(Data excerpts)
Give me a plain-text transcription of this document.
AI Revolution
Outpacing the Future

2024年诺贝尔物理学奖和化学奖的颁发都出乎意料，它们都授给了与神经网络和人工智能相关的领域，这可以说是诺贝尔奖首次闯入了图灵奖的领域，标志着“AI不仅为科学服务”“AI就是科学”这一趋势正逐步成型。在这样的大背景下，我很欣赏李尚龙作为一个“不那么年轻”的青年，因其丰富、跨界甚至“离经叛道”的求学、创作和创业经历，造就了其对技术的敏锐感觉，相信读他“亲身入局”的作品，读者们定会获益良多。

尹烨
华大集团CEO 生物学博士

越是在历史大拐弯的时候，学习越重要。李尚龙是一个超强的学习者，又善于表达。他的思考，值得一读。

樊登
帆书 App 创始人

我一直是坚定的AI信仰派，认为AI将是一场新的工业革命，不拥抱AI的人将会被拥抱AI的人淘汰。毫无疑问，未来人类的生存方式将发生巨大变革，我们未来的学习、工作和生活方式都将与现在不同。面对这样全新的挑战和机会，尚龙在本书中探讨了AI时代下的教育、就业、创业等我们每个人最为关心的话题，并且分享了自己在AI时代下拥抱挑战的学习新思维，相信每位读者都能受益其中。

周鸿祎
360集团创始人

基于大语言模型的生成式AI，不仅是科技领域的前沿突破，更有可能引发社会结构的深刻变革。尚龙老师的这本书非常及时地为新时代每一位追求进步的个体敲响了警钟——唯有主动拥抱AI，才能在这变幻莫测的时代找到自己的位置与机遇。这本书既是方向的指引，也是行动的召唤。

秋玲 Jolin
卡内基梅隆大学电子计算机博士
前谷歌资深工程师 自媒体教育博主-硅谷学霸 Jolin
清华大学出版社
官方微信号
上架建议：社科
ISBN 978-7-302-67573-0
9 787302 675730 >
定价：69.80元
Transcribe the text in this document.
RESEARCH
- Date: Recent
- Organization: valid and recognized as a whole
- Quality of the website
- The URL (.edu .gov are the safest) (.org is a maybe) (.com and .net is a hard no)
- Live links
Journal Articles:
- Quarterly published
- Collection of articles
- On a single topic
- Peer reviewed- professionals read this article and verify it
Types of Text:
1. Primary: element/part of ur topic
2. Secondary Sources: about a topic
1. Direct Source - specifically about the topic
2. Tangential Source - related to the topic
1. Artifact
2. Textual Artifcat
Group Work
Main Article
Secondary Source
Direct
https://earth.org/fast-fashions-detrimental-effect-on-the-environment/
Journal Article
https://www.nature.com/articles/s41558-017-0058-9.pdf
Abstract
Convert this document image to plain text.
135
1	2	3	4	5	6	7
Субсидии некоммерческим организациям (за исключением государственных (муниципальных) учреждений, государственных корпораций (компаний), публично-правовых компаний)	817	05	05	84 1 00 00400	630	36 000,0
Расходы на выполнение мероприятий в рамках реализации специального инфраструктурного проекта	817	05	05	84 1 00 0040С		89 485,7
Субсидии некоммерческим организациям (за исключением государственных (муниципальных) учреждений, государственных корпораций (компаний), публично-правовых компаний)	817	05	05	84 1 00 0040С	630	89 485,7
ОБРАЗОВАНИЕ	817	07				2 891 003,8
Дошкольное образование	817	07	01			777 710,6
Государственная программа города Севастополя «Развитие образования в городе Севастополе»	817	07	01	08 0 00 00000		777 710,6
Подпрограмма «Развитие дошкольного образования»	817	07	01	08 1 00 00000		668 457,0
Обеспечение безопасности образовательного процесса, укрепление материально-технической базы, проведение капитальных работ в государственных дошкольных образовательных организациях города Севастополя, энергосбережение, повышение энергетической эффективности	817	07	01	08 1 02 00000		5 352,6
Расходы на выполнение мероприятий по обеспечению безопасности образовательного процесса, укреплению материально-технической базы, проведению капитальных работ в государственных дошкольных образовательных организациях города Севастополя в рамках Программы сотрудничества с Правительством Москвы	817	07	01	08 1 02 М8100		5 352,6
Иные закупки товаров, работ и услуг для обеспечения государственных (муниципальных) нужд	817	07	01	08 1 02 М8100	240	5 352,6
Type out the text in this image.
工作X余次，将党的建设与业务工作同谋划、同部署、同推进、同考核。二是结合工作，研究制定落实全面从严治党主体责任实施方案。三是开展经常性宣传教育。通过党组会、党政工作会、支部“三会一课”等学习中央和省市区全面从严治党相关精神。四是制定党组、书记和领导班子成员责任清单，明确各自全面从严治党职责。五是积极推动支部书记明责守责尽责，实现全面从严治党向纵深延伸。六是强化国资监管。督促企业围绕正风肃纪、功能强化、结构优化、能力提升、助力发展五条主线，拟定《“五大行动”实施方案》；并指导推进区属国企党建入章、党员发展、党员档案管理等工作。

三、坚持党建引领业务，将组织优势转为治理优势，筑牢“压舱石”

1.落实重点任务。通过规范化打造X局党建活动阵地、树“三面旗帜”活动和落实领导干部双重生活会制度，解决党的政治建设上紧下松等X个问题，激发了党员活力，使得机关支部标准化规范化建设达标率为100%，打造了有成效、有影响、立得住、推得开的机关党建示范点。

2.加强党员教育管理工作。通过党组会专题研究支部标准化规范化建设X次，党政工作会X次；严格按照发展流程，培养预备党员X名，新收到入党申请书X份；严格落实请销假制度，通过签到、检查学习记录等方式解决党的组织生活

Problem details » Write out every record shown above, word for word.

Solution to this problem »
Give me a plain-text transcription of this document.
AI Revolution
Outpacing the Future

2024年诺贝尔物理学奖和化学奖的颁发都出乎意料，它们都授给了与神经网络和人工智能相关的领域，这可以说是诺贝尔奖首次闯入了图灵奖的领域，标志着“AI不仅为科学服务”“AI就是科学”这一趋势正逐步成型。在这样的大背景下，我很欣赏李尚龙作为一个“不那么年轻”的青年，因其丰富、跨界甚至“离经叛道”的求学、创作和创业经历，造就了其对技术的敏锐感觉，相信读他“亲身入局”的作品，读者们定会获益良多。

尹烨
华大集团CEO 生物学博士

越是在历史大拐弯的时候，学习越重要。李尚龙是一个超强的学习者，又善于表达。他的思考，值得一读。

樊登
帆书 App 创始人

我一直是坚定的AI信仰派，认为AI将是一场新的工业革命，不拥抱AI的人将会被拥抱AI的人淘汰。毫无疑问，未来人类的生存方式将发生巨大变革，我们未来的学习、工作和生活方式都将与现在不同。面对这样全新的挑战和机会，尚龙在本书中探讨了AI时代下的教育、就业、创业等我们每个人最为关心的话题，并且分享了自己在AI时代下拥抱挑战的学习新思维，相信每位读者都能受益其中。

周鸿祎
360集团创始人

基于大语言模型的生成式AI，不仅是科技领域的前沿突破，更有可能引发社会结构的深刻变革。尚龙老师的这本书非常及时地为新时代每一位追求进步的个体敲响了警钟——唯有主动拥抱AI，才能在这变幻莫测的时代找到自己的位置与机遇。这本书既是方向的指引，也是行动的召唤。

秋玲 Jolin
卡内基梅隆大学电子计算机博士
前谷歌资深工程师 自媒体教育博主-硅谷学霸 Jolin
清华大学出版社
官方微信号
上架建议：社科
ISBN 978-7-302-67573-0
9 787302 675730 >
定价：69.80元
Transcribe the text in this document.
RESEARCH
- Date: Recent
- Organization: valid and recognized as a whole
- Quality of the website
- The URL (.edu .gov are the safest) (.org is a maybe) (.com and .net is a hard no)
- Live links
Journal Articles:
- Quarterly published
- Collection of articles
- On a single topic
- Peer reviewed- professionals read this article and verify it
Types of Text:
1. Primary: element/part of ur topic
2. Secondary Sources: about a topic
1. Direct Source - specifically about the topic
2. Tangential Source - related to the topic
1. Artifact
2. Textual Artifcat
Group Work
Main Article
Secondary Source
Direct
https://earth.org/fast-fashions-detrimental-effect-on-the-environment/
Journal Article
https://www.nature.com/articles/s41558-017-0058-9.pdf
Abstract
Convert this document image to plain text.
135
1	2	3	4	5	6	7
Субсидии некоммерческим организациям (за исключением государственных (муниципальных) учреждений, государственных корпораций (компаний), публично-правовых компаний)	817	05	05	84 1 00 00400	630	36 000,0
Расходы на выполнение мероприятий в рамках реализации специального инфраструктурного проекта	817	05	05	84 1 00 0040С		89 485,7
Субсидии некоммерческим организациям (за исключением государственных (муниципальных) учреждений, государственных корпораций (компаний), публично-правовых компаний)	817	05	05	84 1 00 0040С	630	89 485,7
ОБРАЗОВАНИЕ	817	07				2 891 003,8
Дошкольное образование	817	07	01			777 710,6
Государственная программа города Севастополя «Развитие образования в городе Севастополе»	817	07	01	08 0 00 00000		777 710,6
Подпрограмма «Развитие дошкольного образования»	817	07	01	08 1 00 00000		668 457,0
Обеспечение безопасности образовательного процесса, укрепление материально-технической базы, проведение капитальных работ в государственных дошкольных образовательных организациях города Севастополя, энергосбережение, повышение энергетической эффективности	817	07	01	08 1 02 00000		5 352,6
Расходы на выполнение мероприятий по обеспечению безопасности образовательного процесса, укреплению материально-технической базы, проведению капитальных работ в государственных дошкольных образовательных организациях города Севастополя в рамках Программы сотрудничества с Правительством Москвы	817	07	01	08 1 02 М8100		5 352,6
Иные закупки товаров, работ и услуг для обеспечения государственных (муниципальных) нужд	817	07	01	08 1 02 М8100	240	5 352,6
Type out the text in this image.
工作X余次，将党的建设与业务工作同谋划、同部署、同推进、同考核。二是结合工作，研究制定落实全面从严治党主体责任实施方案。三是开展经常性宣传教育。通过党组会、党政工作会、支部“三会一课”等学习中央和省市区全面从严治党相关精神。四是制定党组、书记和领导班子成员责任清单，明确各自全面从严治党职责。五是积极推动支部书记明责守责尽责，实现全面从严治党向纵深延伸。六是强化国资监管。督促企业围绕正风肃纪、功能强化、结构优化、能力提升、助力发展五条主线，拟定《“五大行动”实施方案》；并指导推进区属国企党建入章、党员发展、党员档案管理等工作。

三、坚持党建引领业务，将组织优势转为治理优势，筑牢“压舱石”

1.落实重点任务。通过规范化打造X局党建活动阵地、树“三面旗帜”活动和落实领导干部双重生活会制度，解决党的政治建设上紧下松等X个问题，激发了党员活力，使得机关支部标准化规范化建设达标率为100%，打造了有成效、有影响、立得住、推得开的机关党建示范点。

2.加强党员教育管理工作。通过党组会专题研究支部标准化规范化建设X次，党政工作会X次；严格按照发展流程，培养预备党员X名，新收到入党申请书X份；严格落实请销假制度，通过签到、检查学习记录等方式解决党的组织生活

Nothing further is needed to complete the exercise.